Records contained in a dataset
## START
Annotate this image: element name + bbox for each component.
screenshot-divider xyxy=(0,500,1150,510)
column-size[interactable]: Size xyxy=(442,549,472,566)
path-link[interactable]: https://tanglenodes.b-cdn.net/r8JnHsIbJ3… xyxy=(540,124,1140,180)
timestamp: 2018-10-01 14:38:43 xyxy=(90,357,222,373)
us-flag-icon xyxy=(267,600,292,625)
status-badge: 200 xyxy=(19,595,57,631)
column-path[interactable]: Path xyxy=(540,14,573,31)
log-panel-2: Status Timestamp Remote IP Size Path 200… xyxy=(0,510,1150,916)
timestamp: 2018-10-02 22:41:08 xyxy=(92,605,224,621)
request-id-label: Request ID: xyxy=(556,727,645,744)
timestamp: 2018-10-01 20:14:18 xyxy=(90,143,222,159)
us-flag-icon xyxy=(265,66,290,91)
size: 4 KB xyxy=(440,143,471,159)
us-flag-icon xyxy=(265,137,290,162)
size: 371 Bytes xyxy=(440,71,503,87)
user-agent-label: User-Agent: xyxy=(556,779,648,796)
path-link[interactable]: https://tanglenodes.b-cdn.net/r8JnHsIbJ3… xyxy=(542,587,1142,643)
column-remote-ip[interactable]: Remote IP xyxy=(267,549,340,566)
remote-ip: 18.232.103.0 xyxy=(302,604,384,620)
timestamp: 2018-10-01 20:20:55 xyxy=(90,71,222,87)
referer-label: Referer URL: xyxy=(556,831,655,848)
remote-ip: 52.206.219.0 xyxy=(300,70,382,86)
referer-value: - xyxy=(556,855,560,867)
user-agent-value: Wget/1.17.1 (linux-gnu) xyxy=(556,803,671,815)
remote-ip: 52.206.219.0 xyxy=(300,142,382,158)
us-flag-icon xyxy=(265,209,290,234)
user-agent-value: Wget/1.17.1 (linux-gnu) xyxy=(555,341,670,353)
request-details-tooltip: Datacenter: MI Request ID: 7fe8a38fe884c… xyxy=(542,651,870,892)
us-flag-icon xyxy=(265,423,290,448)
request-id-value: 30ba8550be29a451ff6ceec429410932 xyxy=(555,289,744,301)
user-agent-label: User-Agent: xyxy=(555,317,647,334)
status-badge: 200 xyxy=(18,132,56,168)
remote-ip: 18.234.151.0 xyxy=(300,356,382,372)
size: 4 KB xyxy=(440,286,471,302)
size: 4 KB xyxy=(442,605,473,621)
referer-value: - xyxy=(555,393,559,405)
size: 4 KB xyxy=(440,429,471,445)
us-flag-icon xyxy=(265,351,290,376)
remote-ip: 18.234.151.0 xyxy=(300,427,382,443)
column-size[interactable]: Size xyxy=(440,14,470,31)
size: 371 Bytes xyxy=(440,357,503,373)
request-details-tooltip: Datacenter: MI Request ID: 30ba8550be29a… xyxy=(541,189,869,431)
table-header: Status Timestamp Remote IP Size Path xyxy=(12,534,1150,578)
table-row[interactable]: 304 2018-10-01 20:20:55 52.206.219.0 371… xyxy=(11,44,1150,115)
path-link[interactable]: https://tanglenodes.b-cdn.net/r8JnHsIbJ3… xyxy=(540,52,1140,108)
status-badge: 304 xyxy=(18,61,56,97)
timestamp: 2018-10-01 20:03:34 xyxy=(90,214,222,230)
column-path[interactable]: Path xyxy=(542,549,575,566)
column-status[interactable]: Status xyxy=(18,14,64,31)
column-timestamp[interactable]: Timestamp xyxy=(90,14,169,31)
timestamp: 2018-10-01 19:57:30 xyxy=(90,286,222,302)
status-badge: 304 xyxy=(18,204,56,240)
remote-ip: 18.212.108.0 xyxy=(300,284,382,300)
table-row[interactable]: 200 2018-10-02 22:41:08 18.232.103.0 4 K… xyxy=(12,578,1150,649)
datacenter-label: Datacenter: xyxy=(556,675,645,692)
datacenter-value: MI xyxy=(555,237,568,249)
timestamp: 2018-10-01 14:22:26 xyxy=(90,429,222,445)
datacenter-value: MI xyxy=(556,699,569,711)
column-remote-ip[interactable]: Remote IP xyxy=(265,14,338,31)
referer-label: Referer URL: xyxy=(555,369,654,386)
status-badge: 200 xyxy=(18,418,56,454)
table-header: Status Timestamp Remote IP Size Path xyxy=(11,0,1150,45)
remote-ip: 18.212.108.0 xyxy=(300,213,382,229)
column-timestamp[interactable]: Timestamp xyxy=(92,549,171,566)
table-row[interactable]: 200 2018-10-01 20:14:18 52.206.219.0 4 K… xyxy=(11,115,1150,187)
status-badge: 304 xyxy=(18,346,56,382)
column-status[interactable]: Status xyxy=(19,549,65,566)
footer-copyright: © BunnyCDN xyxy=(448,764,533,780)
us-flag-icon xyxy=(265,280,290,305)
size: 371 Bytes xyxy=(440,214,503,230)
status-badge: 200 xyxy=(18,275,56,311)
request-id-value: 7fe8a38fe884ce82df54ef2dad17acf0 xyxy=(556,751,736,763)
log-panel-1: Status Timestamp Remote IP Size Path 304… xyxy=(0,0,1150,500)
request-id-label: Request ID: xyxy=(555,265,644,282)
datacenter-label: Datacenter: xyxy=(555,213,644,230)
## END
GIVEN TASK: Reproduce each of the items above, with no changes.

ANSWER IN FULL:
Annotate this image: element name + bbox for each component.
screenshot-divider xyxy=(0,500,1150,510)
column-size[interactable]: Size xyxy=(442,549,472,566)
path-link[interactable]: https://tanglenodes.b-cdn.net/r8JnHsIbJ3… xyxy=(540,124,1140,180)
timestamp: 2018-10-01 14:38:43 xyxy=(90,357,222,373)
us-flag-icon xyxy=(267,600,292,625)
status-badge: 200 xyxy=(19,595,57,631)
column-path[interactable]: Path xyxy=(540,14,573,31)
log-panel-2: Status Timestamp Remote IP Size Path 200… xyxy=(0,510,1150,916)
timestamp: 2018-10-02 22:41:08 xyxy=(92,605,224,621)
request-id-label: Request ID: xyxy=(556,727,645,744)
timestamp: 2018-10-01 20:14:18 xyxy=(90,143,222,159)
us-flag-icon xyxy=(265,66,290,91)
size: 4 KB xyxy=(440,143,471,159)
us-flag-icon xyxy=(265,137,290,162)
size: 371 Bytes xyxy=(440,71,503,87)
user-agent-label: User-Agent: xyxy=(556,779,648,796)
path-link[interactable]: https://tanglenodes.b-cdn.net/r8JnHsIbJ3… xyxy=(542,587,1142,643)
column-remote-ip[interactable]: Remote IP xyxy=(267,549,340,566)
remote-ip: 18.232.103.0 xyxy=(302,604,384,620)
timestamp: 2018-10-01 20:20:55 xyxy=(90,71,222,87)
referer-label: Referer URL: xyxy=(556,831,655,848)
remote-ip: 52.206.219.0 xyxy=(300,70,382,86)
referer-value: - xyxy=(556,855,560,867)
user-agent-value: Wget/1.17.1 (linux-gnu) xyxy=(556,803,671,815)
remote-ip: 52.206.219.0 xyxy=(300,142,382,158)
us-flag-icon xyxy=(265,209,290,234)
user-agent-value: Wget/1.17.1 (linux-gnu) xyxy=(555,341,670,353)
request-details-tooltip: Datacenter: MI Request ID: 7fe8a38fe884c… xyxy=(542,651,870,892)
us-flag-icon xyxy=(265,423,290,448)
request-id-value: 30ba8550be29a451ff6ceec429410932 xyxy=(555,289,744,301)
user-agent-label: User-Agent: xyxy=(555,317,647,334)
status-badge: 200 xyxy=(18,132,56,168)
remote-ip: 18.234.151.0 xyxy=(300,356,382,372)
size: 4 KB xyxy=(440,286,471,302)
size: 4 KB xyxy=(442,605,473,621)
referer-value: - xyxy=(555,393,559,405)
size: 4 KB xyxy=(440,429,471,445)
us-flag-icon xyxy=(265,351,290,376)
remote-ip: 18.234.151.0 xyxy=(300,427,382,443)
column-size[interactable]: Size xyxy=(440,14,470,31)
size: 371 Bytes xyxy=(440,357,503,373)
request-details-tooltip: Datacenter: MI Request ID: 30ba8550be29a… xyxy=(541,189,869,431)
table-header: Status Timestamp Remote IP Size Path xyxy=(12,534,1150,578)
table-row[interactable]: 304 2018-10-01 20:20:55 52.206.219.0 371… xyxy=(11,44,1150,115)
path-link[interactable]: https://tanglenodes.b-cdn.net/r8JnHsIbJ3… xyxy=(540,52,1140,108)
status-badge: 304 xyxy=(18,61,56,97)
timestamp: 2018-10-01 20:03:34 xyxy=(90,214,222,230)
column-path[interactable]: Path xyxy=(542,549,575,566)
column-status[interactable]: Status xyxy=(18,14,64,31)
column-timestamp[interactable]: Timestamp xyxy=(90,14,169,31)
timestamp: 2018-10-01 19:57:30 xyxy=(90,286,222,302)
status-badge: 304 xyxy=(18,204,56,240)
remote-ip: 18.212.108.0 xyxy=(300,284,382,300)
table-row[interactable]: 200 2018-10-02 22:41:08 18.232.103.0 4 K… xyxy=(12,578,1150,649)
datacenter-label: Datacenter: xyxy=(556,675,645,692)
datacenter-value: MI xyxy=(555,237,568,249)
timestamp: 2018-10-01 14:22:26 xyxy=(90,429,222,445)
datacenter-value: MI xyxy=(556,699,569,711)
column-remote-ip[interactable]: Remote IP xyxy=(265,14,338,31)
referer-label: Referer URL: xyxy=(555,369,654,386)
status-badge: 200 xyxy=(18,418,56,454)
table-header: Status Timestamp Remote IP Size Path xyxy=(11,0,1150,45)
remote-ip: 18.212.108.0 xyxy=(300,213,382,229)
column-timestamp[interactable]: Timestamp xyxy=(92,549,171,566)
table-row[interactable]: 200 2018-10-01 20:14:18 52.206.219.0 4 K… xyxy=(11,115,1150,187)
status-badge: 304 xyxy=(18,346,56,382)
column-status[interactable]: Status xyxy=(19,549,65,566)
footer-copyright: © BunnyCDN xyxy=(448,764,533,780)
us-flag-icon xyxy=(265,280,290,305)
size: 371 Bytes xyxy=(440,214,503,230)
status-badge: 200 xyxy=(18,275,56,311)
request-id-value: 7fe8a38fe884ce82df54ef2dad17acf0 xyxy=(556,751,736,763)
log-panel-1: Status Timestamp Remote IP Size Path 304… xyxy=(0,0,1150,500)
request-id-label: Request ID: xyxy=(555,265,644,282)
datacenter-label: Datacenter: xyxy=(555,213,644,230)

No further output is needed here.